[Start of Attachment]

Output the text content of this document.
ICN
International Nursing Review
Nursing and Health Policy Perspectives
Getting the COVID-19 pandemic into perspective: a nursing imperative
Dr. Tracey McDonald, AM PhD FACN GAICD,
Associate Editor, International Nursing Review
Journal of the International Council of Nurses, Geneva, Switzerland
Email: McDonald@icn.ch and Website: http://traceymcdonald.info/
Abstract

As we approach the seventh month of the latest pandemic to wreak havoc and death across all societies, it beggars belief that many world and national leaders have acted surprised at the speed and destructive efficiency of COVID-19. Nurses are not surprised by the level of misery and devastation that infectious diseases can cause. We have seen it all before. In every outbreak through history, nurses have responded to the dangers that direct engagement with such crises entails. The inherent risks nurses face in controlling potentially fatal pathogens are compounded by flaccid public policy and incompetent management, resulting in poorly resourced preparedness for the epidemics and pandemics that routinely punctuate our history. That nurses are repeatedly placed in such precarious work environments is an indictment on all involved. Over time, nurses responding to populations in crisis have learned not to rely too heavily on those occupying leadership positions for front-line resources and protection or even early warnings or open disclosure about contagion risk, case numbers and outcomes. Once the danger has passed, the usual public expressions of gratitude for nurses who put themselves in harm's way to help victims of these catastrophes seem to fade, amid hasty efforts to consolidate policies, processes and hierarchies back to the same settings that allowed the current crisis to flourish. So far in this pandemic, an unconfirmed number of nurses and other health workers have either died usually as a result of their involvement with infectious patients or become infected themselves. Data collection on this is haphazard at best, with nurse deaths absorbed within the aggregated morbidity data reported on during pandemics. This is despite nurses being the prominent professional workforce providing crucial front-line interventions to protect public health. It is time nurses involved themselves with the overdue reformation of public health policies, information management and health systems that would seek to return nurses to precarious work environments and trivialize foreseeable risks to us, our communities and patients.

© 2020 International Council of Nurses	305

[End of Attachment]
[Start of Attachment]

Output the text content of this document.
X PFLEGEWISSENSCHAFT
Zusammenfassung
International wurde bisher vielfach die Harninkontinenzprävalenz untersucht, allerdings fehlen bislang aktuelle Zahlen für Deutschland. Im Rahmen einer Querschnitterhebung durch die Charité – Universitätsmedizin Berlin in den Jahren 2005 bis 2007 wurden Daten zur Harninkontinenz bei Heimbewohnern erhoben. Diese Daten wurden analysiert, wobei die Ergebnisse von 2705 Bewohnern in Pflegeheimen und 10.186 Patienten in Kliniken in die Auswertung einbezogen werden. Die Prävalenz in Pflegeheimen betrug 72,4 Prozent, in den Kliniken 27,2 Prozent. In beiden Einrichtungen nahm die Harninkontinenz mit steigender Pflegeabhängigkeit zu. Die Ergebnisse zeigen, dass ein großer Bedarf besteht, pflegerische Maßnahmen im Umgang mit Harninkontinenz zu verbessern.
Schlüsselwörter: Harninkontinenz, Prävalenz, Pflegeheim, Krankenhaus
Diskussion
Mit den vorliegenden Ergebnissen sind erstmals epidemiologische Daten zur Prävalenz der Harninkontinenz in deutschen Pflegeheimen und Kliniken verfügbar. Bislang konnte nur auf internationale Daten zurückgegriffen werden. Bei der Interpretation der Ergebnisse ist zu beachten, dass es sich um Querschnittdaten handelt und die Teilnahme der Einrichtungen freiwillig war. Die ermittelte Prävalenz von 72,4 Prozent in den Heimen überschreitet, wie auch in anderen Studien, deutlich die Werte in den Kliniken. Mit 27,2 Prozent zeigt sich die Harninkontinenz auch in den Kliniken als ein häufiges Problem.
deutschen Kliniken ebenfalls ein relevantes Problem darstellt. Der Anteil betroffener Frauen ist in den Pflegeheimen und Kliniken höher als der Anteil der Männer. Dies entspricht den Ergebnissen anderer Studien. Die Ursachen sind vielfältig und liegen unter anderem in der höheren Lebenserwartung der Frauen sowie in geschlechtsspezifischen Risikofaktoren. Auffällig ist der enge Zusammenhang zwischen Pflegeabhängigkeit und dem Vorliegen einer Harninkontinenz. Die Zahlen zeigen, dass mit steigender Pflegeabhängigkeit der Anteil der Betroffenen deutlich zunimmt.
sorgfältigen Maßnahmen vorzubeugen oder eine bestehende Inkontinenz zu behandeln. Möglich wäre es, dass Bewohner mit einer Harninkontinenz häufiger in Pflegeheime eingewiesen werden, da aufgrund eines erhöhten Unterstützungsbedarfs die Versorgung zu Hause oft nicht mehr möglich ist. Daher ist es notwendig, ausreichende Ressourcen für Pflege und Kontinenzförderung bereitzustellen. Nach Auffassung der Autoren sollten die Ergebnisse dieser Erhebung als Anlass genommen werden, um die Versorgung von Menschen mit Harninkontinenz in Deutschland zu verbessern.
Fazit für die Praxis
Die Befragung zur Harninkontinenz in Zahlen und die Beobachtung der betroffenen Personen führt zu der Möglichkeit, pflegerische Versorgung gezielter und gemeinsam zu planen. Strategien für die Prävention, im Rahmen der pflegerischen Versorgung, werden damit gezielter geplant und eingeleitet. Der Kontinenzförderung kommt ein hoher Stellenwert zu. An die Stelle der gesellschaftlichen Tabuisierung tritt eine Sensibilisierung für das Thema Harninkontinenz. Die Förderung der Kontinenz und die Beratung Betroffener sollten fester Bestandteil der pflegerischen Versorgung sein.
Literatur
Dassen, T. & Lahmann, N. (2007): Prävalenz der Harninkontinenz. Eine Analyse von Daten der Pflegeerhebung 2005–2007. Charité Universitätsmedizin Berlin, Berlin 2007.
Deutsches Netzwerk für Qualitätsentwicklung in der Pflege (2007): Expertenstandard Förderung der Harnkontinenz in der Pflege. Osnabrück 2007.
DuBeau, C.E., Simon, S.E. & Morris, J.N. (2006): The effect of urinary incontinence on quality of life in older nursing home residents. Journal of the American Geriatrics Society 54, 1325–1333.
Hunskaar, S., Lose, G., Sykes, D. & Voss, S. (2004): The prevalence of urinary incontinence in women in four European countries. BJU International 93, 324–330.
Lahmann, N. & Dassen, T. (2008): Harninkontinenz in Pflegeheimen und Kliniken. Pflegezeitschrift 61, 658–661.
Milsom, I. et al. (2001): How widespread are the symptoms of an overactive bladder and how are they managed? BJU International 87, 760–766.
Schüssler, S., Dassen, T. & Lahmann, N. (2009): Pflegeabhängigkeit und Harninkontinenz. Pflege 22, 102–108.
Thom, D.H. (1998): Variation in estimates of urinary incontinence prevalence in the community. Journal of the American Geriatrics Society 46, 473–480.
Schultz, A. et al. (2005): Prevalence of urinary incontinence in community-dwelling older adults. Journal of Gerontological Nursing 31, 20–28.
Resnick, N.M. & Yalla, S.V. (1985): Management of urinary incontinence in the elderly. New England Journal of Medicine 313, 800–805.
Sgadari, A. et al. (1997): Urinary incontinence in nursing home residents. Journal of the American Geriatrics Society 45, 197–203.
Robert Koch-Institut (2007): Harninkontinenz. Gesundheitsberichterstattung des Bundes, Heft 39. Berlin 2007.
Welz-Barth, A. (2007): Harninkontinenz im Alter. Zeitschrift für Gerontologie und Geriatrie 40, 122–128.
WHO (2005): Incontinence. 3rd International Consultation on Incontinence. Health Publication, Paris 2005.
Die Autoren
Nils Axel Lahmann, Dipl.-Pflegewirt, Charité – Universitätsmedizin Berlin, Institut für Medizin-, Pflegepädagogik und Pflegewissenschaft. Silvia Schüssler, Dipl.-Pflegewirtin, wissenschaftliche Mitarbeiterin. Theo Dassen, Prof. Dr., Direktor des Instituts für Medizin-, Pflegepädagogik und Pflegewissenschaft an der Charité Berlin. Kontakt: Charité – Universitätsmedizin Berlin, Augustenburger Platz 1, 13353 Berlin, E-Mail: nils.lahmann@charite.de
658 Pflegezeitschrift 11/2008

[End of Attachment]

» Work task: When a line in the listing includes the word "Kontinenzförderung", report that line in full.

» Solution:
sorgfältigen Maßnahmen vorzubeugen oder eine bestehende Inkontinenz zu behandeln. Möglich wäre es, dass Bewohner mit einer Harninkontinenz häufiger in Pflegeheime eingewiesen werden, da aufgrund eines erhöhten Unterstützungsbedarfs die Versorgung zu Hause oft nicht mehr möglich ist. Daher ist es notwendig, ausreichende Ressourcen für Pflege und Kontinenzförderung bereitzustellen. Nach Auffassung der Autoren sollten die Ergebnisse dieser Erhebung als Anlass genommen werden, um die Versorgung von Menschen mit Harninkontinenz in Deutschland zu verbessern.
Die Befragung zur Harninkontinenz in Zahlen und die Beobachtung der betroffenen Personen führt zu der Möglichkeit, pflegerische Versorgung gezielter und gemeinsam zu planen. Strategien für die Prävention, im Rahmen der pflegerischen Versorgung, werden damit gezielter geplant und eingeleitet. Der Kontinenzförderung kommt ein hoher Stellenwert zu. An die Stelle der gesellschaftlichen Tabuisierung tritt eine Sensibilisierung für das Thema Harninkontinenz. Die Förderung der Kontinenz und die Beratung Betroffener sollten fester Bestandteil der pflegerischen Versorgung sein.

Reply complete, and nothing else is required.